Passage to read:
— START —

Reason backwards from problem requirements to choose the least expensive window type that gives you the accuracy you need.


Basic Use

Defining a Job

StreamExecutionEnvironment env = StreamExecutionEnvironment.getExecutionEnvironment();

// Source: Kafka
DataStream<ClickEvent> clicks = env
    .addSource(new FlinkKafkaConsumer<>("clicks", new ClickEventSchema(), properties));

// Transformations
DataStream<WindowedClicks> windowedClicks = clicks
    .keyBy(event -> event.getUserId())
    .window(TumblingEventTimeWindows.of(Time.minutes(5)))
    .aggregate(new ClickAggregator());

// Sink: Elasticsearch
windowedClicks
    .addSink(new ElasticsearchSink.Builder<>(elasticsearchConfig).build());

env.execute("Click Processing Job");

Submitting a Job

When you call execute(), Flink:

  1. Generates a JobGraph — optimized execution plan from your DataStream operations
  2. Submits to JobManager — the cluster coordinator
  3. Distributes tasks — JobManager breaks JobGraph into tasks for TaskManagers
  4. Executes — TaskManagers process their portion of the data

Sample Jobs

Basic Dashboard with Redis

DataStream<ClickEvent> clickstream = env
    .addSource(new FlinkKafkaConsumer<>("clicks",
        new JSONDeserializationSchema<>(ClickEvent.class), kafkaProps));

DataStream<PageViewCount> pageViews = clickstream
    .keyBy(click -> click.getPageId())
    .window(TumblingProcessingTimeWindows.of(Time.minutes(1)))
    .aggregate(new CountAggregator());

pageViews.addSink(new RedisSink<>(redisConfig, new PageViewCountMapper()));

Fraud Detection System

DataStream<Transaction> transactions = env
    .addSource(new FlinkKafkaConsumer<>("transactions",
        new KafkaAvroDeserializationSchema<>(Transaction.class), kafkaProps))
    .assignTimestampsAndWatermarks(
        WatermarkStrategy.<Transaction>forBoundedOutOfOrderness(Duration.ofSeconds(10))
            .withTimestampAssigner((event, timestamp) -> event.getTimestamp()));

// Enrich with account information
DataStream<EnrichedTransaction> enriched =
    transactions.keyBy(t -> t.getAccountId())
                .connect(accountInfoStream.keyBy(a -> a.getAccountId()))
                .process(new AccountEnrichmentFunction());

// Velocity detection (3+ transactions over $1000 in 30 min)
DataStream<VelocityAlert> velocityAlerts = enriched
    .keyBy(t -> t.getAccountId())

— END —

Listed entries:

— START —

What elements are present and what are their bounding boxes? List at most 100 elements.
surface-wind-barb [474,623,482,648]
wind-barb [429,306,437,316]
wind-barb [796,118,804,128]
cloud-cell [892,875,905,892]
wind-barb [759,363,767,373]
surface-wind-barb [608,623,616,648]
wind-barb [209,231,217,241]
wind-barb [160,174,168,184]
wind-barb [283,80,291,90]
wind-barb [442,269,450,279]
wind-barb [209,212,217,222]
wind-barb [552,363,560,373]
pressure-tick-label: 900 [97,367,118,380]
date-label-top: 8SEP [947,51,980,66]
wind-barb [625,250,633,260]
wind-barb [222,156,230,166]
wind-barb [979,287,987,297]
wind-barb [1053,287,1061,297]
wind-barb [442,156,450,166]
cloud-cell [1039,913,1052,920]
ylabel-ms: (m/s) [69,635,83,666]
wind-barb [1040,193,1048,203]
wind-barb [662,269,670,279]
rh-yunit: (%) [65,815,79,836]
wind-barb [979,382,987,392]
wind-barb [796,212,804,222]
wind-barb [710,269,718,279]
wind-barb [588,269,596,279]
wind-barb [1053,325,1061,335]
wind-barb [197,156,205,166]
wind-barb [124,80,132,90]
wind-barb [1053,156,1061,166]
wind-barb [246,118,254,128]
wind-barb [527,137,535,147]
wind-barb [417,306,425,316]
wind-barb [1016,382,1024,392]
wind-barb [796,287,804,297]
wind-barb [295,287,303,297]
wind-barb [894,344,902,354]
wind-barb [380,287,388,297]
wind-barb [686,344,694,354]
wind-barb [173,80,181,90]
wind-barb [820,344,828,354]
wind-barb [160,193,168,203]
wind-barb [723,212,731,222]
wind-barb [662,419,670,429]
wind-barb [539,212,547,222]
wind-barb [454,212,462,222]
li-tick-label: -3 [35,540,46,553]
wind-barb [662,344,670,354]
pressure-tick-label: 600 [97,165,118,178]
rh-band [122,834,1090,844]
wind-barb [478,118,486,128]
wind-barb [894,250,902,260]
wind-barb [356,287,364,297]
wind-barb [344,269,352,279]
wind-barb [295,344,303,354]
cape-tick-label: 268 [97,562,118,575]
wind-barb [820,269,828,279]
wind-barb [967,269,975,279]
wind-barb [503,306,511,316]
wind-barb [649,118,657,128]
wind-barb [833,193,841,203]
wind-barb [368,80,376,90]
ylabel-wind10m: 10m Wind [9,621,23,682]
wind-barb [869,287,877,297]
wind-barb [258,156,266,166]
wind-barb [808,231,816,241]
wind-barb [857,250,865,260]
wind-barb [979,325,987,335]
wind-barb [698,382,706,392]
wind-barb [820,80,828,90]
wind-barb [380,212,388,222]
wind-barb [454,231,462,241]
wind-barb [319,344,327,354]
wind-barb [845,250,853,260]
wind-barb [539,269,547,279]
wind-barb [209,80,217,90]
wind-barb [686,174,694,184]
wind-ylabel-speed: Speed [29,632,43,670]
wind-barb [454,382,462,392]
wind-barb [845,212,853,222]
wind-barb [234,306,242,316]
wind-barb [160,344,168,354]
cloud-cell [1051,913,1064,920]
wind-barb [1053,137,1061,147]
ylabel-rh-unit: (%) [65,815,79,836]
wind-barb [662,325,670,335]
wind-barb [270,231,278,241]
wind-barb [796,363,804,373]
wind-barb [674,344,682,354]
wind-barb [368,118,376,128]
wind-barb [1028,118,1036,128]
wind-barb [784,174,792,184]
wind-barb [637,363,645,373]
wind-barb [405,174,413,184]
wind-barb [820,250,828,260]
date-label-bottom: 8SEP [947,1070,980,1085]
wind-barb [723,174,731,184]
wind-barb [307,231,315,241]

— END —

Stated task A: In the Flink passage, what does the JobManager break the JobGraph into?
Stated task B: Quote the Flink passage word for word, starting at the words "DataStream<Transaction> transactions = env" and stopping after "transactions.keyBy(t -> t.getAccountId())".

Task result A: Tasks for the TaskManagers.

Task result B:
DataStream<Transaction> transactions = env
    .addSource(new FlinkKafkaConsumer<>("transactions",
        new KafkaAvroDeserializationSchema<>(Transaction.class), kafkaProps))
    .assignTimestampsAndWatermarks(
        WatermarkStrategy.<Transaction>forBoundedOutOfOrderness(Duration.ofSeconds(10))
            .withTimestampAssigner((event, timestamp) -> event.getTimestamp()));

// Enrich with account information
DataStream<EnrichedTransaction> enriched =
    transactions.keyBy(t -> t.getAccountId())